[Element placement data]
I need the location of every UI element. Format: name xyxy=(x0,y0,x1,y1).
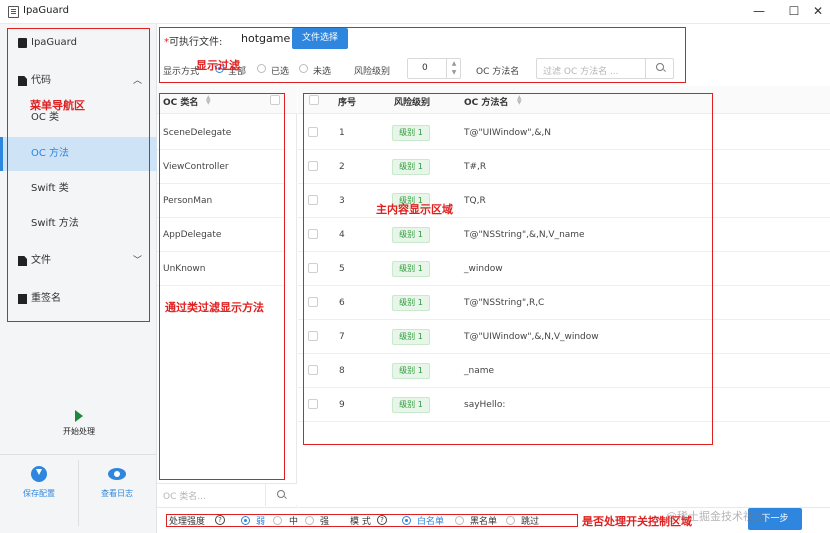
class-search-button[interactable] xyxy=(265,484,297,506)
start-process-button[interactable]: 开始处理 xyxy=(54,410,104,437)
annotation-main-area: 主内容显示区域 xyxy=(376,203,453,216)
sidebar-footer-divider xyxy=(78,460,79,526)
save-config-label: 保存配置 xyxy=(23,489,55,498)
class-search-placeholder: OC 类名... xyxy=(163,492,206,502)
annotation-box-process xyxy=(166,514,578,527)
app-icon xyxy=(8,6,19,18)
annotation-filter: 显示过滤 xyxy=(196,59,240,72)
class-search-input[interactable]: OC 类名... xyxy=(157,483,297,506)
view-log-button[interactable]: 查看日志 xyxy=(82,466,152,499)
annotation-box-menu xyxy=(7,28,150,322)
maximize-button[interactable]: ☐ xyxy=(782,0,806,24)
download-icon xyxy=(31,466,47,482)
annotation-process-switch: 是否处理开关控制区域 xyxy=(582,515,692,528)
sidebar-divider xyxy=(0,454,157,455)
close-button[interactable]: ✕ xyxy=(806,0,830,24)
annotation-menu-nav: 菜单导航区 xyxy=(30,99,85,112)
annotation-box-filter xyxy=(159,27,686,83)
start-process-label: 开始处理 xyxy=(63,427,95,436)
minimize-button[interactable]: — xyxy=(736,0,782,24)
eye-icon xyxy=(108,468,126,480)
annotation-class-filter: 通过类过滤显示方法 xyxy=(165,301,264,314)
play-icon xyxy=(75,410,83,422)
search-icon xyxy=(277,490,285,498)
annotation-box-class-filter xyxy=(159,93,285,480)
view-log-label: 查看日志 xyxy=(101,489,133,498)
title-bar: IpaGuard — ☐ ✕ xyxy=(0,0,830,24)
save-config-button[interactable]: 保存配置 xyxy=(4,466,74,499)
annotation-box-main xyxy=(303,93,713,445)
window-title: IpaGuard xyxy=(23,5,69,16)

WHAT TO WORK ON =>
Copy out every line of the records above character for character, leaving out the pictures.

EXERCISE OUTPUT =>
I need the location of every UI element. Format: name xyxy=(x0,y0,x1,y1).
class-search-button[interactable] xyxy=(265,484,297,506)
start-process-button[interactable]: 开始处理 xyxy=(54,410,104,437)
annotation-main-area: 主内容显示区域 xyxy=(376,203,453,216)
sidebar-footer-divider xyxy=(78,460,79,526)
save-config-label: 保存配置 xyxy=(23,489,55,498)
class-search-placeholder: OC 类名... xyxy=(163,492,206,502)
annotation-box-process xyxy=(166,514,578,527)
app-icon xyxy=(8,6,19,18)
annotation-filter: 显示过滤 xyxy=(196,59,240,72)
class-search-input[interactable]: OC 类名... xyxy=(157,483,297,506)
view-log-button[interactable]: 查看日志 xyxy=(82,466,152,499)
annotation-box-menu xyxy=(7,28,150,322)
maximize-button[interactable]: ☐ xyxy=(782,0,806,24)
download-icon xyxy=(31,466,47,482)
annotation-process-switch: 是否处理开关控制区域 xyxy=(582,515,692,528)
sidebar-divider xyxy=(0,454,157,455)
close-button[interactable]: ✕ xyxy=(806,0,830,24)
annotation-menu-nav: 菜单导航区 xyxy=(30,99,85,112)
annotation-box-filter xyxy=(159,27,686,83)
start-process-label: 开始处理 xyxy=(63,427,95,436)
minimize-button[interactable]: — xyxy=(736,0,782,24)
eye-icon xyxy=(108,468,126,480)
annotation-class-filter: 通过类过滤显示方法 xyxy=(165,301,264,314)
play-icon xyxy=(75,410,83,422)
search-icon xyxy=(277,490,285,498)
annotation-box-class-filter xyxy=(159,93,285,480)
view-log-label: 查看日志 xyxy=(101,489,133,498)
title-bar: IpaGuard — ☐ ✕ xyxy=(0,0,830,24)
save-config-button[interactable]: 保存配置 xyxy=(4,466,74,499)
annotation-box-main xyxy=(303,93,713,445)
window-title: IpaGuard xyxy=(23,5,69,16)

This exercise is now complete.